Hydrogen-powered fuel cells hold enormous promise as a power source for future generations. Hydrogen is the simplest element known to humans. Each atom of hydrogen has only one proton. It is also the most abundant gas in the universe. Hydrogen has a unique property. It carries the highest energy content of any common fuel by weight (about three times more than gasoline), but interestingly it has the lowest energy content by volume (about four times less than gasoline). Hydrogen is the lightest element, and it is a gas at normal temperature and pressure. Hydrogen is not a widely used fuel today but it has great potential as an energy carrier in the future. Hydrogen can be produced from a variety of sources (water, fossil fuels, and biomass) and is a byproduct of other chemical processes.
Large quantities of hydrogen can be easily stored for the future use, unlike electricity. Another advantage is hydrogen can also be used in places where it’s hard to use electricity. Hydrogen can store the energy until it’s required and can be moved to the place where it’s needed. Hydrogen is pollution free energy source in a fuel cell. Inside a fuel cell, the hydrogen and oxygen combine and produce electricity, water and heat as a waste. No poisonous fumes emit in this whole process. Another advantage is hydrogen is found in plenty in the universe, constituting about 93% of all atoms. Hydrogen is regarded as perfect fuel. Water is its major reserve on earth which is almost inexhaustible. The use of hydrogen is compatible with nature, rather than invasive.

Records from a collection
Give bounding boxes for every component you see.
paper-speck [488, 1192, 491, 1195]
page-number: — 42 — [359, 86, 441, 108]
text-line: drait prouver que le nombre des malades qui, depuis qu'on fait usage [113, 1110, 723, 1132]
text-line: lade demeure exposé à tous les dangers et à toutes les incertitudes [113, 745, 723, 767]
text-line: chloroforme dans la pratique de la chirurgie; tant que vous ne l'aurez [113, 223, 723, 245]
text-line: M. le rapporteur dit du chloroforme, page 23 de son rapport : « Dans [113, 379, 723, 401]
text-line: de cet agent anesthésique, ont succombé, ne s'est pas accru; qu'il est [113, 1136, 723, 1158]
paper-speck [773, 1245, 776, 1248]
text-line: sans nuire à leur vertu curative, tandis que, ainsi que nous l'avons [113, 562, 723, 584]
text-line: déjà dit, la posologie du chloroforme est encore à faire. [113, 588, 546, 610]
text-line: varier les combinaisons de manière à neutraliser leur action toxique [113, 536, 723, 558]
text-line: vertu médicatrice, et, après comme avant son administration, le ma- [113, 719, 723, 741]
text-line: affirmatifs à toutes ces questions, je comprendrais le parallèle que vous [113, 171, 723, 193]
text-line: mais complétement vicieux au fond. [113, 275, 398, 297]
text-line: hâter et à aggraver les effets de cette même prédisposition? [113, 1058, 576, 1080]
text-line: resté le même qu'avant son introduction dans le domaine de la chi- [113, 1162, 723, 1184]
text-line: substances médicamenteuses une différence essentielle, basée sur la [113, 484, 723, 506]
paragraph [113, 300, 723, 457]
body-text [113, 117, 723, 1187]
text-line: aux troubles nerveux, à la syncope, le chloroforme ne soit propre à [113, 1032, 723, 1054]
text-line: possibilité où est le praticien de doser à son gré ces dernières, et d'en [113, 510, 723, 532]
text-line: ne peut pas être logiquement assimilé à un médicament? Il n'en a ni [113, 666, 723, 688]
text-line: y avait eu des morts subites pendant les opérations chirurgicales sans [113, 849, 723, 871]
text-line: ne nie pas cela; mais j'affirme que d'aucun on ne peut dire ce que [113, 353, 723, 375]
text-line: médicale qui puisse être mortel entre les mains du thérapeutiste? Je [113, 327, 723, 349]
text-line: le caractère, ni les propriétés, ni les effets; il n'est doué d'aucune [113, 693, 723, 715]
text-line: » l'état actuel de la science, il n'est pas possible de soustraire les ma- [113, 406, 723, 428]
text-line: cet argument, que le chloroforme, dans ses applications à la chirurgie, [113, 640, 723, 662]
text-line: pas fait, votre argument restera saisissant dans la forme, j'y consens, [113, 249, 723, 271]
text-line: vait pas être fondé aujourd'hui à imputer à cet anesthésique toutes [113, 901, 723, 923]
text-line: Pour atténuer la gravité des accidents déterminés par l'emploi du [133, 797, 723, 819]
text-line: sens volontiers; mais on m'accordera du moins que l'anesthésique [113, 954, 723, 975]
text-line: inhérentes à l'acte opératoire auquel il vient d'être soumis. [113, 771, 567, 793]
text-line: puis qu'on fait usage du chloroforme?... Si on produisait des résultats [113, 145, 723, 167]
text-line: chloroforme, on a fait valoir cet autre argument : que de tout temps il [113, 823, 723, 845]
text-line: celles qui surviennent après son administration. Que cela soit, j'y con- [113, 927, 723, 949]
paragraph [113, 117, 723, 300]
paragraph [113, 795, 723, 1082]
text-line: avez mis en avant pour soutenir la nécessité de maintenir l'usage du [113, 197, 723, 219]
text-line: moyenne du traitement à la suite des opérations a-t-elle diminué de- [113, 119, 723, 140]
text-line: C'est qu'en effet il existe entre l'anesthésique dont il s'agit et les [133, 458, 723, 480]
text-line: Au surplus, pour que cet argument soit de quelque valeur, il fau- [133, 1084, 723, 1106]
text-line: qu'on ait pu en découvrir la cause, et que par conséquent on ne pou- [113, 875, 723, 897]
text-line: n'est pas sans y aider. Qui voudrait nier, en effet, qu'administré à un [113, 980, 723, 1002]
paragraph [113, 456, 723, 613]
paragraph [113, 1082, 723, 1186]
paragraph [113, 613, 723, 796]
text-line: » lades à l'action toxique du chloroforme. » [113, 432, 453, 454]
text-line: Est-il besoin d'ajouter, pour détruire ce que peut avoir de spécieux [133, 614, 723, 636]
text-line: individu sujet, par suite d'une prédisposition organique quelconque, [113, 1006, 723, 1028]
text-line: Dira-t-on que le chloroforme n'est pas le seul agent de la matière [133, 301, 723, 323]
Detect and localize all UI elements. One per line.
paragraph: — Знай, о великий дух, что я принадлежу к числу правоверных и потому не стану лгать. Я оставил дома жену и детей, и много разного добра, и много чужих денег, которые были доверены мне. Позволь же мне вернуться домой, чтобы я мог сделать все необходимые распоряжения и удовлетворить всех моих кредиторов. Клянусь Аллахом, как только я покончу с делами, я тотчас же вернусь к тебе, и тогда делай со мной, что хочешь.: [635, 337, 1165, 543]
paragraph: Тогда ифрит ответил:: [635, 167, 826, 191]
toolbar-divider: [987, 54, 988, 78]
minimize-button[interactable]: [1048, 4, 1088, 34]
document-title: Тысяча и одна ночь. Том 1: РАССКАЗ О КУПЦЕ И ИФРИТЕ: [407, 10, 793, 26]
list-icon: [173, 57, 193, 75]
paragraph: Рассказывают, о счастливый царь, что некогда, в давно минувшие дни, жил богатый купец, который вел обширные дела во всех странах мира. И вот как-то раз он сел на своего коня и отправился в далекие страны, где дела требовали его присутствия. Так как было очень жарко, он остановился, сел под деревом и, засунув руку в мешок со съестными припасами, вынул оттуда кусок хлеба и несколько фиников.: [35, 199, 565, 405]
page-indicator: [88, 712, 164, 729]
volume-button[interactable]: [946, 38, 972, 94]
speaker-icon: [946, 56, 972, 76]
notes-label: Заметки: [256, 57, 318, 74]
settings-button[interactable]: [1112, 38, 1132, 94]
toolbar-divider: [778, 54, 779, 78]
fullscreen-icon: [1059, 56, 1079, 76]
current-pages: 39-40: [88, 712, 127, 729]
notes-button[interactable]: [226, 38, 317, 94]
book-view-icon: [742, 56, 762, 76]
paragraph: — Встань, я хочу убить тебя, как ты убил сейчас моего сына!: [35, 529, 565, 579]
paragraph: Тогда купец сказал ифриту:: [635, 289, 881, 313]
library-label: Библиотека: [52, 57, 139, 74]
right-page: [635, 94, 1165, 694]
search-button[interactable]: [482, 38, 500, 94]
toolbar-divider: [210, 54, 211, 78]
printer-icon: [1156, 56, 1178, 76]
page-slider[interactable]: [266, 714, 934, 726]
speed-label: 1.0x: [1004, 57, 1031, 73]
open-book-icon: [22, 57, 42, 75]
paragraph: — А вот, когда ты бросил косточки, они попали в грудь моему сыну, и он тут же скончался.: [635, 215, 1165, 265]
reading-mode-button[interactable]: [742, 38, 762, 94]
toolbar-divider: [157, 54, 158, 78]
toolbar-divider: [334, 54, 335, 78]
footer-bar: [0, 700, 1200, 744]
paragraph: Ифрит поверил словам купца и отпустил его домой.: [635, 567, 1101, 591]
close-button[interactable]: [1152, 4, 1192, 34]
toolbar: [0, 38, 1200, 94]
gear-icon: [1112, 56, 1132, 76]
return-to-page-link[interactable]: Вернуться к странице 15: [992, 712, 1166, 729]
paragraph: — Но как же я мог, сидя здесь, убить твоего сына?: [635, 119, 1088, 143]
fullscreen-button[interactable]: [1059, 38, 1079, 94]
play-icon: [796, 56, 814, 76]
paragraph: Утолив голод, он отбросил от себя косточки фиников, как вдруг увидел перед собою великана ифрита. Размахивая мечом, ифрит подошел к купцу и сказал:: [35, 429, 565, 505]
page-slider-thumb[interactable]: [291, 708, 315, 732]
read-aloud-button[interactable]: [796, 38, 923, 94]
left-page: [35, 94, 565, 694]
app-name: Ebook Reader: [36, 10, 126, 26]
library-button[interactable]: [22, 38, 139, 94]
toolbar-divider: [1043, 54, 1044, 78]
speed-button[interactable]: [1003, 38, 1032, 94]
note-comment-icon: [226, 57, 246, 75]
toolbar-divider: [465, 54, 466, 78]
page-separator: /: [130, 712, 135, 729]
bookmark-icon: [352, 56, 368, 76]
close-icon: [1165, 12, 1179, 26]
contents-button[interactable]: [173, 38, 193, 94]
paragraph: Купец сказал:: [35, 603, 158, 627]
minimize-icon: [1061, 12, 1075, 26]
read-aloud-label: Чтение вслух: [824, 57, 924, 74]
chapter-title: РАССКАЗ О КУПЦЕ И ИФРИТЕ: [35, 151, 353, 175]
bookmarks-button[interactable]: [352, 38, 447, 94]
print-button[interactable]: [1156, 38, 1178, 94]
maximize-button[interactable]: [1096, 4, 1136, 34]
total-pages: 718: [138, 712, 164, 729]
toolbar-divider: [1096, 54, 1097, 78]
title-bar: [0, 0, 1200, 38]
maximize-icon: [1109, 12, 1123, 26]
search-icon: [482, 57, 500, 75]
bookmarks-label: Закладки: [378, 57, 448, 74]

▶ [Required actions]:
a - Could you transcribe the text on hydrogen as a fuel from "Large quantities of" to "rather than invasive."?
b - Can you summarize the text on hydrogen as a fuel in two sentences?
Answer from the text on hydrogen as a fuel alone.

▶ [Per-task outputs]:
a -
Large quantities of hydrogen can be easily stored for the future use, unlike electricity. Another advantage is hydrogen can also be used in places where it’s hard to use electricity. Hydrogen can store the energy until it’s required and can be moved to the place where it’s needed. Hydrogen is pollution free energy source in a fuel cell. Inside a fuel cell, the hydrogen and oxygen combine and produce electricity, water and heat as a waste. No poisonous fumes emit in this whole process. Another advantage is hydrogen is found in plenty in the universe, constituting about 93% of all atoms. Hydrogen is regarded as perfect fuel. Water is its major reserve on earth which is almost inexhaustible. The use of hydrogen is compatible with nature, rather than invasive.

b - Hydrogen, the simplest element and the most abundant gas in the universe, carries the highest energy content of any common fuel by weight but the lowest by volume, and it can be produced from water, fossil fuels, and biomass. Unlike electricity, it can be stored in large quantities and moved to where it is needed, and in a fuel cell it combines with oxygen to produce electricity, water, and heat without emitting poisonous fumes.